In the material below, identify each line bearing the word "title". Reproduce those lines.

-- begin --

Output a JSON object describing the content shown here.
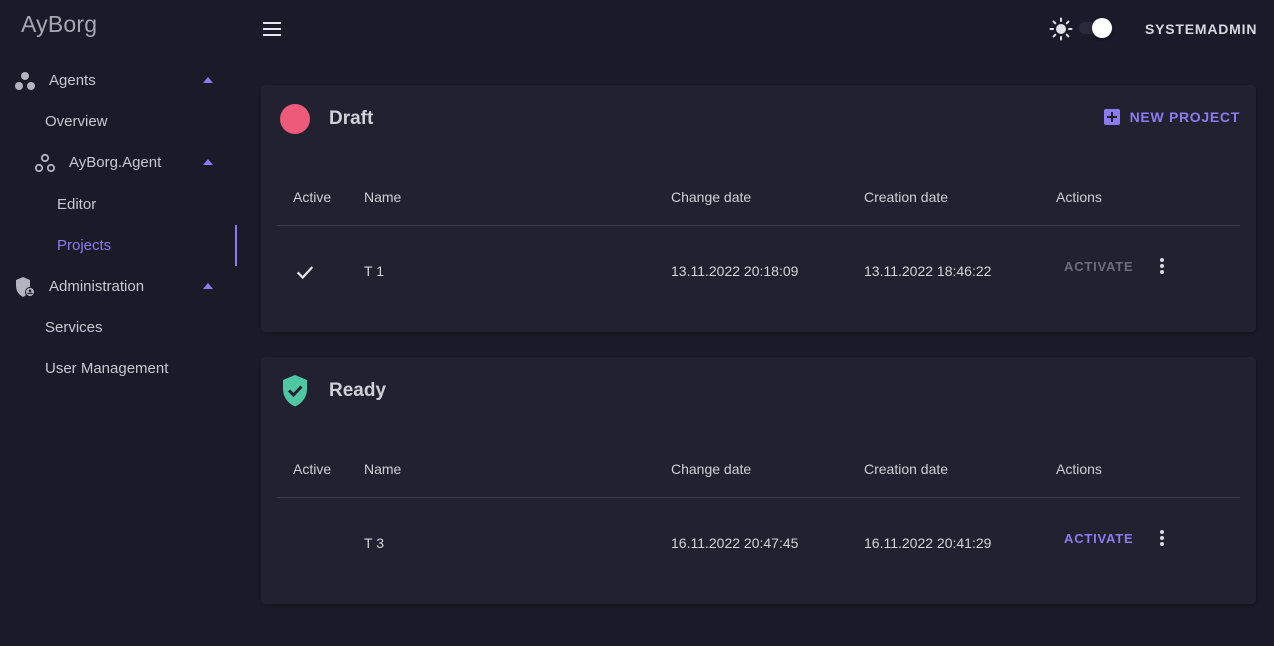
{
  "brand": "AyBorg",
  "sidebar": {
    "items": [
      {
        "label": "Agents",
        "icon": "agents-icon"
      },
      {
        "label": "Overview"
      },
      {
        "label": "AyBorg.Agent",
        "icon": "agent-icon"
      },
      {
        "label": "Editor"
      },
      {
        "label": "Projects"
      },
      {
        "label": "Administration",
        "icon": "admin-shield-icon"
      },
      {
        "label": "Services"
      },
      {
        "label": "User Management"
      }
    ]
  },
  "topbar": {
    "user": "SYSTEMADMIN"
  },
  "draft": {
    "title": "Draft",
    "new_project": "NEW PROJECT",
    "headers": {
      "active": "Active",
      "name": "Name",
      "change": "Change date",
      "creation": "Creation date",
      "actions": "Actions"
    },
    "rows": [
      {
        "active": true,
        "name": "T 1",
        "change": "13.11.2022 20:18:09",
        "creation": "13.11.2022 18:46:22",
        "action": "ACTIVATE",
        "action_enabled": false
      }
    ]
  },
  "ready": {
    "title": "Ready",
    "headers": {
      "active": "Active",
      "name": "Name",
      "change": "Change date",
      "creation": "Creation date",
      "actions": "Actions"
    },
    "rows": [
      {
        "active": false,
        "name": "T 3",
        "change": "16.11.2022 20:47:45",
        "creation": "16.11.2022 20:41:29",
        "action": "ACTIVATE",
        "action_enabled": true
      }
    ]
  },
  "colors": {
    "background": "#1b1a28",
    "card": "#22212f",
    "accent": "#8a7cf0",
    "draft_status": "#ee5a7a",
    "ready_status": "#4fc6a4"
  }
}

-- end --
-- begin --

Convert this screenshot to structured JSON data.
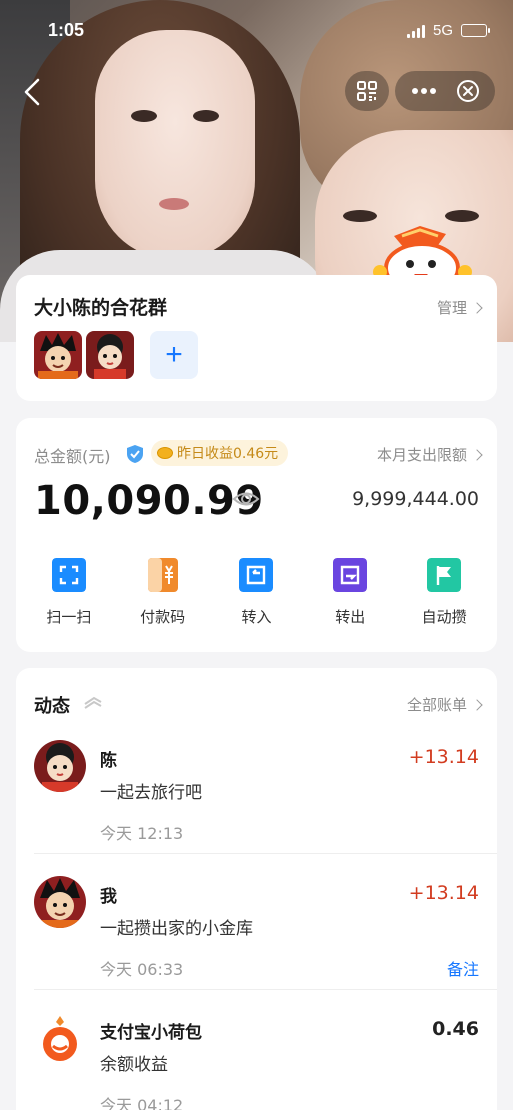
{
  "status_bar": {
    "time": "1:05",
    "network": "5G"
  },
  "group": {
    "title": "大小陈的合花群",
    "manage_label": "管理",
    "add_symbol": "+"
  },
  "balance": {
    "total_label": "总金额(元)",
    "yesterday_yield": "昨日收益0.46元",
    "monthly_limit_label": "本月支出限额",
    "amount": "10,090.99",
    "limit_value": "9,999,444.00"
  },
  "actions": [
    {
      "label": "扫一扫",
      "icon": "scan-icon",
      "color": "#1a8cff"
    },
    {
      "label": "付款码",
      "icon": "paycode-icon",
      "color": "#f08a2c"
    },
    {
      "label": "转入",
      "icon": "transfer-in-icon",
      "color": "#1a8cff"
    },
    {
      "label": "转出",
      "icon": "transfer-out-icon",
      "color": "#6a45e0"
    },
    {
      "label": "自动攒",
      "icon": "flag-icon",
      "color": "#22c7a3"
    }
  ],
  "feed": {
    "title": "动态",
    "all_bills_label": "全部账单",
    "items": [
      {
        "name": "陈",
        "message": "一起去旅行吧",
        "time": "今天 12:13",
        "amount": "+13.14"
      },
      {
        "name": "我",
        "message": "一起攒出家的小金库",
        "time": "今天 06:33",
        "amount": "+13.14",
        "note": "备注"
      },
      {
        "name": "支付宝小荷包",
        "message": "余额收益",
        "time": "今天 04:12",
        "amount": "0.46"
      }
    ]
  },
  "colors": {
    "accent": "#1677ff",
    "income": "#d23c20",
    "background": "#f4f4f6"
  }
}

-- end --

OUTPUT OF THE TASK »
    "title": "Draft",
    "title": "Ready",
    "title": "大小陈的合花群",
    "title": "动态",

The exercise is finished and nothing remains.